▶ [WHAT TO WORK ON]: List every distinct website address given in the Additional Information text below.

Additional Information

In connection with the proposed transaction, United Technologies will file a registration statement on Form S-4, which will include a document that serves as a prospectus of United Technologies and a proxy statement of Rockwell Collins (the “proxy statement/prospectus”), and each party will file other documents regarding the proposed transaction with the SEC. INVESTORS AND SECURITY HOLDERS ARE URGED TO READ THE PROXY STATEMENT/PROSPECTUS AND OTHER RELEVANT DOCUMENTS FILED WITH THE SEC WHEN THEY BECOME AVAILABLE, BECAUSE THEY WILL CONTAIN IMPORTANT INFORMATION. A definitive proxy statement/prospectus will be sent to Rockwell Collins’ shareowners. Investors and security holders will be able to obtain the registration statement and the proxy statement/prospectus free of charge from the SEC’s website or from United Technologies or Rockwell Collins. The documents filed by United Technologies with the SEC may be obtained free of charge at United Technologies’ website at www.utc.com or at the SEC’s website at www.sec.gov. These documents may also be obtained free of charge from United Technologies by requesting them by mail at UTC Corporate Secretary, 10 Farm Springs

Road, Farmington, CT, 06032, by telephone at 1-860-728-7870 or by email at corpsec@corphq.utc.com. The documents filed by Rockwell Collins with the SEC may be obtained free of charge at Rockwell Collins’ website at www.rockwellcollins.com or at the SEC’s website at www.sec.gov. These documents may also be obtained free of charge from Rockwell Collins by requesting them by mail at Investor Relations, 400 Collins Road NE, Cedar Rapids, Iowa 52498, or by telephone at 1-319-295-7575.

▶ [ENTRIES SHOWN]:
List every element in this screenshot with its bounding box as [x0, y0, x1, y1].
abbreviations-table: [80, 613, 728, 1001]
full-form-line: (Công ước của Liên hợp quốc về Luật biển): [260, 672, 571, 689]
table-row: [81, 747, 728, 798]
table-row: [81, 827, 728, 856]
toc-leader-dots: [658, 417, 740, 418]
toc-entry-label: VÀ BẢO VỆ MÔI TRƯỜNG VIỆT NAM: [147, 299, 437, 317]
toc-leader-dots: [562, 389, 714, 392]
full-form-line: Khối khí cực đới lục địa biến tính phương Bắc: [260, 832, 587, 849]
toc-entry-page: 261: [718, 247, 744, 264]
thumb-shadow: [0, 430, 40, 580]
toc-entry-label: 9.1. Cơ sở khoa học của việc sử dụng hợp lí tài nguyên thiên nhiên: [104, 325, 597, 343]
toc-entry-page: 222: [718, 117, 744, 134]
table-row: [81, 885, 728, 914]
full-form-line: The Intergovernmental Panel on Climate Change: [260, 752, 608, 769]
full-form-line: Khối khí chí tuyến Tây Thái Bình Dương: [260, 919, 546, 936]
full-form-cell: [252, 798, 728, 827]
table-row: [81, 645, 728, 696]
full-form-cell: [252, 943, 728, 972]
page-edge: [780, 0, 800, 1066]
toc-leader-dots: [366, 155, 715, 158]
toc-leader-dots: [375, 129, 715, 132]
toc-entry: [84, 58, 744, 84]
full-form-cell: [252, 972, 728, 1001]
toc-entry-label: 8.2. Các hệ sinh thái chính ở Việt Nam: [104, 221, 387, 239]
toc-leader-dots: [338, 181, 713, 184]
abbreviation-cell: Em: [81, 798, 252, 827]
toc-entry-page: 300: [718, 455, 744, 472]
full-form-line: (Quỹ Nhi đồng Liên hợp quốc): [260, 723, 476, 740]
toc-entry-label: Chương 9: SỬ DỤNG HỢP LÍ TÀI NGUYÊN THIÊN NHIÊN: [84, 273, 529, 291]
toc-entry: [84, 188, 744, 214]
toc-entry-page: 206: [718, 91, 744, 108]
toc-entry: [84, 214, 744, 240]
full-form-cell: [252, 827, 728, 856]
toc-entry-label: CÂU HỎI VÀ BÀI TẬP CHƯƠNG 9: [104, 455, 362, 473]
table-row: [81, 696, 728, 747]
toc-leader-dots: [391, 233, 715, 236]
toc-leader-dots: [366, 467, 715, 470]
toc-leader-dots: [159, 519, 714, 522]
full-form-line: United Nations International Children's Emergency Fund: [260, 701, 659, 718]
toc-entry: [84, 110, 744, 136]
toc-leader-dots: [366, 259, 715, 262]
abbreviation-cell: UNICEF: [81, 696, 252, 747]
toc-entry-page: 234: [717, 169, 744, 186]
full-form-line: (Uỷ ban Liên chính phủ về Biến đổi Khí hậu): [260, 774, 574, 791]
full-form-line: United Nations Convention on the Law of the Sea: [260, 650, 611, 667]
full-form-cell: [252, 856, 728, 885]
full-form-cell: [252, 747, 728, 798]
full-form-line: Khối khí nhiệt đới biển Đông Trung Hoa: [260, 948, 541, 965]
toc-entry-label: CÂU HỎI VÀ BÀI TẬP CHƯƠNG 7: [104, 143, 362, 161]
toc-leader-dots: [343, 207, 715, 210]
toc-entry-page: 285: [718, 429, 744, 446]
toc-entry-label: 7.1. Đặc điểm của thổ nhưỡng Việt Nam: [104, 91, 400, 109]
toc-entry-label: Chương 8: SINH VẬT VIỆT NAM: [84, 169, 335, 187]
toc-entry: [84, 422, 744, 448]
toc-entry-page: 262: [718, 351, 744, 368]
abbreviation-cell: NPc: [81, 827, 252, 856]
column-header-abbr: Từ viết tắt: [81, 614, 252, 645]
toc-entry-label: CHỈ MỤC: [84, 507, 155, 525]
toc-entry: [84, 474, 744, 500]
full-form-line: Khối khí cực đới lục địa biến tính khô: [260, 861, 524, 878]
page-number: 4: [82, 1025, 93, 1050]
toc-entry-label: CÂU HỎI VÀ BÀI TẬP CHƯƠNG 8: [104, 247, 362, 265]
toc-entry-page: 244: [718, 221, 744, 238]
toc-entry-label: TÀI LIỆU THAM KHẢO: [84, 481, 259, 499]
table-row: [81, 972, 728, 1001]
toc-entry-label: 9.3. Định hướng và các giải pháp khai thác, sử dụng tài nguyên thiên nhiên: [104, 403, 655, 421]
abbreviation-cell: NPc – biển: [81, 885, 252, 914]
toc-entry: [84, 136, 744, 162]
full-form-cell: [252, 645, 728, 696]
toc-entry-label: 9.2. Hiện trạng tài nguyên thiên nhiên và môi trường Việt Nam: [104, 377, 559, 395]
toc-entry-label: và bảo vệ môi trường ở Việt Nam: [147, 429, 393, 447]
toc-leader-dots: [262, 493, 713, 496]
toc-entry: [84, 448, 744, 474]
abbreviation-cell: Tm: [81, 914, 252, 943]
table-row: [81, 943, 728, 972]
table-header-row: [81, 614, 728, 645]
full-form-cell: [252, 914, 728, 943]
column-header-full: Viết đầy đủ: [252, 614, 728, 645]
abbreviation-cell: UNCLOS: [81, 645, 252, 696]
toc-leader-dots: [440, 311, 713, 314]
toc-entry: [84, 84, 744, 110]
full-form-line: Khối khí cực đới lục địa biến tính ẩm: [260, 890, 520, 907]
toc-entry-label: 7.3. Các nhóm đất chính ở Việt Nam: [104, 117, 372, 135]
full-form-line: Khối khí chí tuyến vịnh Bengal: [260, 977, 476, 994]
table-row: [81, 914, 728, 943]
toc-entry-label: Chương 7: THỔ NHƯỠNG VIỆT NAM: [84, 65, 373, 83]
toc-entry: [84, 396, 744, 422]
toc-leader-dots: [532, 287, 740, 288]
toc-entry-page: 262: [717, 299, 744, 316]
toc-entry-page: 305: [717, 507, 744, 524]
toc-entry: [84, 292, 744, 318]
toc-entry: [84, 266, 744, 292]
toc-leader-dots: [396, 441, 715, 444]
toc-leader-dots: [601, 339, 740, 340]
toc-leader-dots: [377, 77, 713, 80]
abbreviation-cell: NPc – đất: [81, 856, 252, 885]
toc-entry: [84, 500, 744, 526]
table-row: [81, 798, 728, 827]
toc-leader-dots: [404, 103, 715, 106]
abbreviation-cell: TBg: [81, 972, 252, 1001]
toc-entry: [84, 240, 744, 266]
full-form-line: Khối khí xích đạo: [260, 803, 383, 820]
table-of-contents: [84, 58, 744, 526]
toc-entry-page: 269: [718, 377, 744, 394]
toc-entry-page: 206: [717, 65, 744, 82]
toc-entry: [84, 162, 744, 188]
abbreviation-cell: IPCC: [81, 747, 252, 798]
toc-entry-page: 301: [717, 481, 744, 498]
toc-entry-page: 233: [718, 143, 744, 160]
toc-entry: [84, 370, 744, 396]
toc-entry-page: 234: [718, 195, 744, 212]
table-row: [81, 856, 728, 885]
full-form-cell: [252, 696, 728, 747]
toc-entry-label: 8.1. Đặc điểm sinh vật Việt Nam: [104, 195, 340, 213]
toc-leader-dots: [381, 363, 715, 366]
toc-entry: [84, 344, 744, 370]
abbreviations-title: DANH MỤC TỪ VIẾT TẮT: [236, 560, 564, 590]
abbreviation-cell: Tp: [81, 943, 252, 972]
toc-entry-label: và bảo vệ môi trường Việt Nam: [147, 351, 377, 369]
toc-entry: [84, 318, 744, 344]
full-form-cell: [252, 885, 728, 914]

▶ [COMPLETED EXERCISE]:
www.utc.com
www.sec.gov
www.rockwellcollins.com